** Start INFORMATION SUPPLIED **

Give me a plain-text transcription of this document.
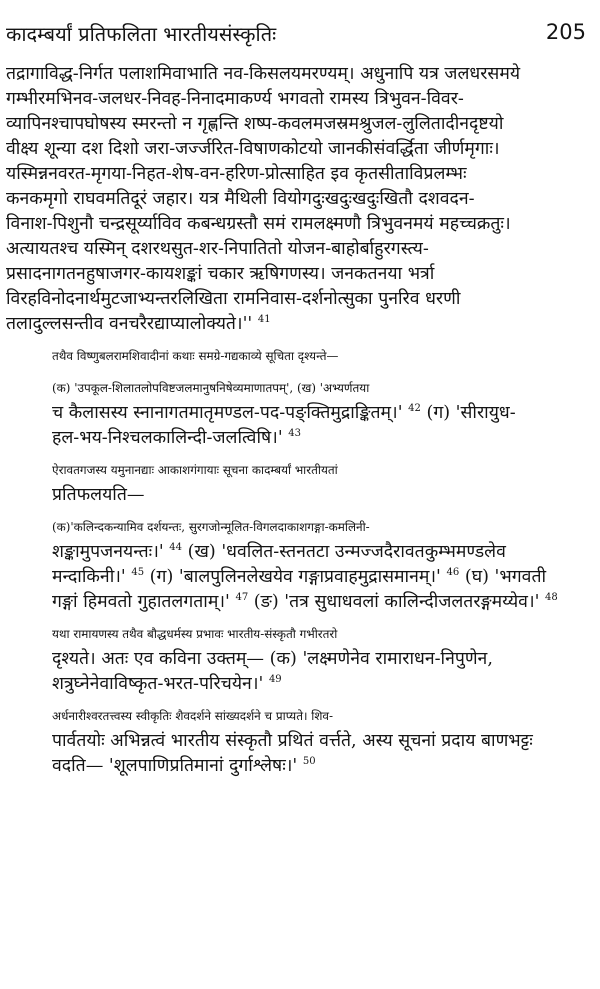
कादम्बर्यां प्रतिफलिता भारतीयसंस्कृतिः	205

तद्रागाविद्ध-निर्गत पलाशमिवाभाति नव-किसलयमरण्यम्। अधुनापि यत्र जलधरसमये
गम्भीरमभिनव-जलधर-निवह-निनादमाकर्ण्य भगवतो रामस्य त्रिभुवन-विवर-
व्यापिनश्चापघोषस्य स्मरन्तो न गृह्णन्ति शष्प-कवलमजस्रमश्रुजल-लुलितादीनदृष्टयो
वीक्ष्य शून्या दश दिशो जरा-जर्ज्जरित-विषाणकोटयो जानकीसंवर्द्धिता जीर्णमृगाः।
यस्मिन्ननवरत-मृगया-निहत-शेष-वन-हरिण-प्रोत्साहित इव कृतसीताविप्रलम्भः
कनकमृगो राघवमतिदूरं जहार। यत्र मैथिली वियोगदुःखदुःखदुःखितौ दशवदन-
विनाश-पिशुनौ चन्द्रसूर्य्याविव कबन्धग्रस्तौ समं रामलक्ष्मणौ त्रिभुवनमयं महच्चक्रतुः।
अत्यायतश्च यस्मिन् दशरथसुत-शर-निपातितो योजन-बाहोर्बाहुरगस्त्य-
प्रसादनागतनहुषाजगर-कायशङ्कां चकार ऋषिगणस्य। जनकतनया भर्त्रा
विरहविनोदनार्थमुटजाभ्यन्तरलिखिता रामनिवास-दर्शनोत्सुका पुनरिव धरणी
तलादुल्लसन्तीव वनचरैरद्याप्यालोक्यते।'' $^{41}$

तथैव विष्णुबलरामशिवादीनां कथाः समग्रे-गद्यकाव्ये सूचिता दृश्यन्ते—

(क) 'उपकूल-शिलातलोपविष्टजलमानुषनिषेव्यमाणातपम्', (ख) 'अभ्यर्णतया
च कैलासस्य स्नानागतमातृमण्डल-पद-पङ्क्तिमुद्राङ्कितम्।' $^{42}$ (ग) 'सीरायुध-
हल-भय-निश्चलकालिन्दी-जलत्विषि।' $^{43}$

ऐरावतगजस्य यमुनानद्याः आकाशगंगायाः सूचना कादम्बर्यां भारतीयतां
प्रतिफलयति—

(क)'कलिन्दकन्यामिव दर्शयन्तः, सुरगजोन्मूलित-विगलदाकाशगङ्गा-कमलिनी-
शङ्कामुपजनयन्तः।' $^{44}$ (ख) 'धवलित-स्तनतटा उन्मज्जदैरावतकुम्भमण्डलेव
मन्दाकिनी।' $^{45}$ (ग) 'बालपुलिनलेखयेव गङ्गाप्रवाहमुद्रासमानम्।' $^{46}$ (घ) 'भगवती
गङ्गां हिमवतो गुहातलगताम्।' $^{47}$ (ङ) 'तत्र सुधाधवलां कालिन्दीजलतरङ्गमय्येव।' $^{48}$

यथा रामायणस्य तथैव बौद्धधर्मस्य प्रभावः भारतीय-संस्कृतौ गभीरतरो
दृश्यते। अतः एव कविना उक्तम्— (क) 'लक्ष्मणेनेव रामाराधन-निपुणेन,
शत्रुघ्नेनेवाविष्कृत-भरत-परिचयेन।' $^{49}$

अर्धनारीश्वरतत्त्वस्य स्वीकृतिः शैवदर्शने सांख्यदर्शने च प्राप्यते। शिव-
पार्वतयोः अभिन्नत्वं भारतीय संस्कृतौ प्रथितं वर्त्तते, अस्य सूचनां प्रदाय बाणभट्टः
वदति— 'शूलपाणिप्रतिमानां दुर्गाश्लेषः।' $^{50}$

** End INFORMATION SUPPLIED **

» **DESCRIPTION OF THE TASK**: Report the number of lines in the entries above that include the string "भगवत". Give nothing but the number.

» **TASK RESPONSE**: 2